### Things to do
- A) According to the Mars Pathfinder status report, how much power are the two solar array segments in use producing?
- B) Repeat word for word the part of the Mars Pathfinder status report starting with "Currently the spacecraft" and going on through "miles per hour).".
- C) Carry on with the Mars Pathfinder status report from the point where it stops.

### Excerpt
_ _ _ _ _ _ _

MARS PATHFINDER MISSION STATUS
December 6, 1996
12:00 p.m. Pacific Standard Time
The Mars Pathfinder spacecraft continues to perform well in the early
part of its cruise to Mars, which is about 209 million kilometers (130 million
miles) away today.
Currently the spacecraft is 750,000 kilometers (0.5 million miles) from
Earth, or about two times the distance that the Moon is from Earth, traveling
at a speed of 3.3 kilometers per second (7,400 miles per hour).
The spacecraft is performing just as expected, with the exception of
the sun sensor. The temperatures of the lander and its electronics are at
their predicted levels for this phase of the mission. The cruise stage solar
array, propulsion module and electronics are also at their predicted temperatures.
Two of the four segments of the solar array are currently in use, producing
approximately 250 watts of power, about 10 percent more power than the original
predicts. The battery is charged at 75 percent of its full capacity, and
is showing a temperature of 9 Celsius (48 degrees Fahrenheit), which is
approaching the desired steady state of 8 Celsius (46 degrees Fahrenheit).
The telecommunications system is performing well within its predicted range,
indicating that it will be able to maintain higher data rates throughout
The JPL flight team is continuing its investigation of a lower than expected
voltage reading on the sun sensor. However, since the sensor data are good,
flight controllers have decided to implement a software update to compensate
for this low voltage condition. The software modification has already been
coded and validated in the project's testbed and will be sent to the spacecraft
this weekend. The software modification will allow Pathfinder's on-board
attitude control system to use the sun sensor data in its normal calculations
of the spacecraft's orientation. Once the attitude control calculations
are verified, the planned spin-down maneuver to 2 rpm will be performed,
probably early next week.

_ _ _ _ _ _ _

Portion of a data file:
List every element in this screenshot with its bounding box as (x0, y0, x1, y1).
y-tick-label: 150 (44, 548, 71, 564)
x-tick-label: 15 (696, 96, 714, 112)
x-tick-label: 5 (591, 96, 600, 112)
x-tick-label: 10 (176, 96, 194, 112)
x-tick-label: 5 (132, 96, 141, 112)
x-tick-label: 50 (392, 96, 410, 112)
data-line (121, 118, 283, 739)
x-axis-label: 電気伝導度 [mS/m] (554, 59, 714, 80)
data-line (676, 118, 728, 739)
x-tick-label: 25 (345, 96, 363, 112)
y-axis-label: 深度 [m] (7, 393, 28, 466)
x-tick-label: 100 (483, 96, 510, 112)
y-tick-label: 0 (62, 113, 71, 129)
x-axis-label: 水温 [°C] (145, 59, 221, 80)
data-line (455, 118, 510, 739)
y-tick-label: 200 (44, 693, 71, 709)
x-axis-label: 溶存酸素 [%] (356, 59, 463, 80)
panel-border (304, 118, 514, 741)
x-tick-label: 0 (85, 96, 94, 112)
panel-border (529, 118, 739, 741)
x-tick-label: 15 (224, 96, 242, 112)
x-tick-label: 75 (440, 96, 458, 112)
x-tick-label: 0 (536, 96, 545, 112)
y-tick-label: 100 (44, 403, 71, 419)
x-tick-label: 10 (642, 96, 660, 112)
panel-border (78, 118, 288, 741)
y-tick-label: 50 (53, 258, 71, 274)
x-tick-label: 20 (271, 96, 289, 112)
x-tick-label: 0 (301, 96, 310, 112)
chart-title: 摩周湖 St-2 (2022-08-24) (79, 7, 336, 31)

_ _ _ _ _ _ _

### Outputs for the tasks
- A) About 250 watts.

- B)
Currently the spacecraft is 750,000 kilometers (0.5 million miles) from
Earth, or about two times the distance that the Moon is from Earth, traveling
at a speed of 3.3 kilometers per second (7,400 miles per hour).

- C)
The spacecraft is pointed approximately 55 degrees from Earth and 25
degrees off the Sun. Doppler and ranging data continue to look very good.
Because the spacecraft is not pointed directly at Earth, flight controllers
are able to observe the motion of the antenna as Pathfinder spins about
its axis and have confirmed a spin rate of 12.3 rpm.
The latest orbital data from tracking operations at all three Deep Space
Network stations around the world indicate that the magnitude of the first
trajectory correction maneuver, if performed as scheduled on Jan 4, 1997,
would be 29.5 meters per second (96 feet per second).
Mars Pathfinder, the second in NASA's Discovery program of low-cost,
highly focused spaceflight missions, is scheduled to land on the surface
of Mars on July 4, 1997, and deploy a small rover, called Sojourner, to
explore the Martian landscape.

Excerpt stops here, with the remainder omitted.